- Written exercise: In the records that follow, show each line where the word "down" is present.

- Data shown:

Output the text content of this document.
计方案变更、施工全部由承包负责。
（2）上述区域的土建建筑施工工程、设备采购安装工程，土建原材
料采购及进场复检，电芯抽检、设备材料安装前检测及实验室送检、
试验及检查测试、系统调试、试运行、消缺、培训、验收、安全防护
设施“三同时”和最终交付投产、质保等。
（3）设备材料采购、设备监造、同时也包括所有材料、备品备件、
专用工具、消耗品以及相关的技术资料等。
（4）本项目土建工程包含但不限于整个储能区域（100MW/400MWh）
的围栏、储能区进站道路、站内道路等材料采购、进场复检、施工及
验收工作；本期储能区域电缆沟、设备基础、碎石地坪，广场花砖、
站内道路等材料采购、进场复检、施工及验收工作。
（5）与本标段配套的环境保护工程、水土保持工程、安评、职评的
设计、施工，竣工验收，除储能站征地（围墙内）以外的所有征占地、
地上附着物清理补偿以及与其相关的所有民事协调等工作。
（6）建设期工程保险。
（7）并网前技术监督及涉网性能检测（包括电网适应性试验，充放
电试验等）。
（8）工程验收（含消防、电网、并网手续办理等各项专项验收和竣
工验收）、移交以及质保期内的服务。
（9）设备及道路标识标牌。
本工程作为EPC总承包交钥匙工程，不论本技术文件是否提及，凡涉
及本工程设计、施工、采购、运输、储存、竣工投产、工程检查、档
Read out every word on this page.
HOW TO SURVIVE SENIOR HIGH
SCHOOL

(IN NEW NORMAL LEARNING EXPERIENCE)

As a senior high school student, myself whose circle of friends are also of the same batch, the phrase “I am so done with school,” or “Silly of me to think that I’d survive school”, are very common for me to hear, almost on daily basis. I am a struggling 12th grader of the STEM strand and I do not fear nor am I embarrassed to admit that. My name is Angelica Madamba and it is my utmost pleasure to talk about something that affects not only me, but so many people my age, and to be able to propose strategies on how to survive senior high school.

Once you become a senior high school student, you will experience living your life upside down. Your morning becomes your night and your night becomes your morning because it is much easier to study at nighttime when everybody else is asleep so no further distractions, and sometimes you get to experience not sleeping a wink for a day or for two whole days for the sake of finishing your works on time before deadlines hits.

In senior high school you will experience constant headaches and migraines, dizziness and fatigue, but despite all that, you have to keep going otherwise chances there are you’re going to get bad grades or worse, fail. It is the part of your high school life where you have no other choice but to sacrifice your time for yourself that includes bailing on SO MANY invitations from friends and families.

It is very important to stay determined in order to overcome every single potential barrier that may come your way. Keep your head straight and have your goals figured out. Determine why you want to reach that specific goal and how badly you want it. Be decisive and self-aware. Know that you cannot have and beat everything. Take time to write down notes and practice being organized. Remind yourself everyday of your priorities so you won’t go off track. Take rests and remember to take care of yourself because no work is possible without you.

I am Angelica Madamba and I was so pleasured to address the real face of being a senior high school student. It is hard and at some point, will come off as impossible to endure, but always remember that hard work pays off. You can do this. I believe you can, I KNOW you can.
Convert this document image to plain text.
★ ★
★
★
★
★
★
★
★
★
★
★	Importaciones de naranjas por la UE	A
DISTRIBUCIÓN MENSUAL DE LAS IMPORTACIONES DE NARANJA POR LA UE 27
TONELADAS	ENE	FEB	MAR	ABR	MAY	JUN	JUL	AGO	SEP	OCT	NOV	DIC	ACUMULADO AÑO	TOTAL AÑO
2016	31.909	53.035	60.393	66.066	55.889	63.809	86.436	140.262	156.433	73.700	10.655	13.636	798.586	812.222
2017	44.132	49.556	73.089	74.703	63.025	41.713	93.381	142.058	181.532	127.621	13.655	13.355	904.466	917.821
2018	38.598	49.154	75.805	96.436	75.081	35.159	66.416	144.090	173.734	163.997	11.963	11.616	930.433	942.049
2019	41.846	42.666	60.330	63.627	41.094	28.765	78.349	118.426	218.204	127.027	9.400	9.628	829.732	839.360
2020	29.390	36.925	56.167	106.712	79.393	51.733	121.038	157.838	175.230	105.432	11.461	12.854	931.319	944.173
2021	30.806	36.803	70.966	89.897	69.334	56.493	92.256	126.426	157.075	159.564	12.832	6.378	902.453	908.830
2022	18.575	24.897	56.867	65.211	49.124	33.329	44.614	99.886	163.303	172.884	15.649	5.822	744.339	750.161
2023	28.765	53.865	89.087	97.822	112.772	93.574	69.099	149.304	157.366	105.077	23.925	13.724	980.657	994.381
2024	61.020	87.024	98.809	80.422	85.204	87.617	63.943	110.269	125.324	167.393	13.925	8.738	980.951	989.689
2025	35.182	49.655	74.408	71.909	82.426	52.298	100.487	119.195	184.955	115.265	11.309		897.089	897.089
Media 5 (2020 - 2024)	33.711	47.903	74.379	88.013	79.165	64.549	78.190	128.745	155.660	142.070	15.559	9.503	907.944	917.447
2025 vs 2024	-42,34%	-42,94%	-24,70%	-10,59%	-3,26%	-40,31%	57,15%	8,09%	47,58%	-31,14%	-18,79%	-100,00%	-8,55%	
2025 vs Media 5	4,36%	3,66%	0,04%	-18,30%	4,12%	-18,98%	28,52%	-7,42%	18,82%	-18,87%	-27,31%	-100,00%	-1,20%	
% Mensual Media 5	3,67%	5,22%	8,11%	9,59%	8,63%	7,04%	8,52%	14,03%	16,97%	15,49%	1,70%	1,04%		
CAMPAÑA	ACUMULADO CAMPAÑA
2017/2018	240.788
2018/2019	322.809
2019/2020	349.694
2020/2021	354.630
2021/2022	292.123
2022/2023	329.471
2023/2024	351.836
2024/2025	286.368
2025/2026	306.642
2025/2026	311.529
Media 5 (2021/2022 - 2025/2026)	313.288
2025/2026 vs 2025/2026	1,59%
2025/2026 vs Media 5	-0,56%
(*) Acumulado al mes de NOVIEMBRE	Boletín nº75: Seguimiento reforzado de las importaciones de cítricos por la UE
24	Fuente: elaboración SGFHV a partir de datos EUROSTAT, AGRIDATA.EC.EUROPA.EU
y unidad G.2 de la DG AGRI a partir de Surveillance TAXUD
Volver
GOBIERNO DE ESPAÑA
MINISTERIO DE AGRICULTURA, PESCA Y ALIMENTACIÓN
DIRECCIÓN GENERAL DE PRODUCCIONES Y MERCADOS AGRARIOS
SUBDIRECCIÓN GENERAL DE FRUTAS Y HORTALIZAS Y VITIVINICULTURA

- Exercise output:
Once you become a senior high school student, you will experience living your life upside down. Your morning becomes your night and your night becomes your morning because it is much easier to study at nighttime when everybody else is asleep so no further distractions, and sometimes you get to experience not sleeping a wink for a day or for two whole days for the sake of finishing your works on time before deadlines hits.
It is very important to stay determined in order to overcome every single potential barrier that may come your way. Keep your head straight and have your goals figured out. Determine why you want to reach that specific goal and how badly you want it. Be decisive and self-aware. Know that you cannot have and beat everything. Take time to write down notes and practice being organized. Remind yourself everyday of your priorities so you won’t go off track. Take rests and remember to take care of yourself because no work is possible without you.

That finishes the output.